▶ **What you need to do**: Extract the records below word for word and ignore the images.

▶ **Exercise inputs**:
------------------------------------------------------------------------

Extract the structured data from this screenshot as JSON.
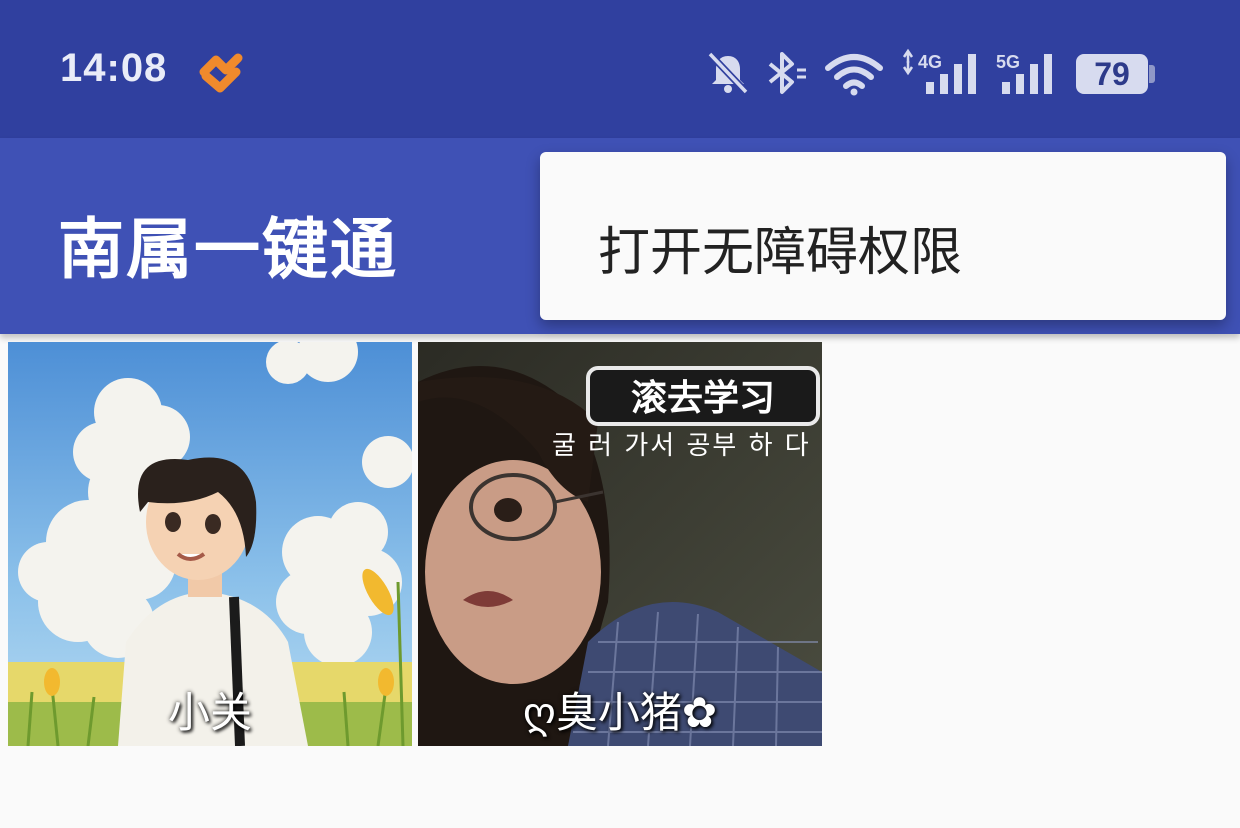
{
  "status_bar": {
    "time": "14:08",
    "battery": "79",
    "net1_label": "4G",
    "net2_label": "5G",
    "icons": [
      "app-notification-icon",
      "bell-muted-icon",
      "bluetooth-icon",
      "wifi-icon",
      "signal-4g-icon",
      "signal-5g-icon",
      "battery-icon"
    ]
  },
  "app_bar": {
    "title": "南属一键通"
  },
  "menu": {
    "items": [
      {
        "label": "打开无障碍权限"
      }
    ]
  },
  "grid": [
    {
      "name": "小关",
      "image": "anime-boy-in-field"
    },
    {
      "name": "ღ臭小猪✿",
      "image": "girl-meme-photo",
      "overlay_title": "滚去学习",
      "overlay_subtitle": "굴 러 가서 공부 하 다"
    }
  ],
  "colors": {
    "status_bar": "#30409f",
    "app_bar": "#3f51b5",
    "menu_bg": "#fafafa",
    "background": "#fafafa"
  }
}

------------------------------------------------------------------------

▶ **The answer**:
Extract the structured data from this screenshot as JSON.
{
  "status_bar": {
    "time": "14:08",
    "battery": "79",
    "net1_label": "4G",
    "net2_label": "5G",
    "icons": [
      "app-notification-icon",
      "bell-muted-icon",
      "bluetooth-icon",
      "wifi-icon",
      "signal-4g-icon",
      "signal-5g-icon",
      "battery-icon"
    ]
  },
  "app_bar": {
    "title": "南属一键通"
  },
  "menu": {
    "items": [
      {
        "label": "打开无障碍权限"
      }
    ]
  },
  "grid": [
    {
      "name": "小关",
      "image": "anime-boy-in-field"
    },
    {
      "name": "ღ臭小猪✿",
      "image": "girl-meme-photo",
      "overlay_title": "滚去学习",
      "overlay_subtitle": "굴 러 가서 공부 하 다"
    }
  ],
  "colors": {
    "status_bar": "#30409f",
    "app_bar": "#3f51b5",
    "menu_bg": "#fafafa",
    "background": "#fafafa"
  }
}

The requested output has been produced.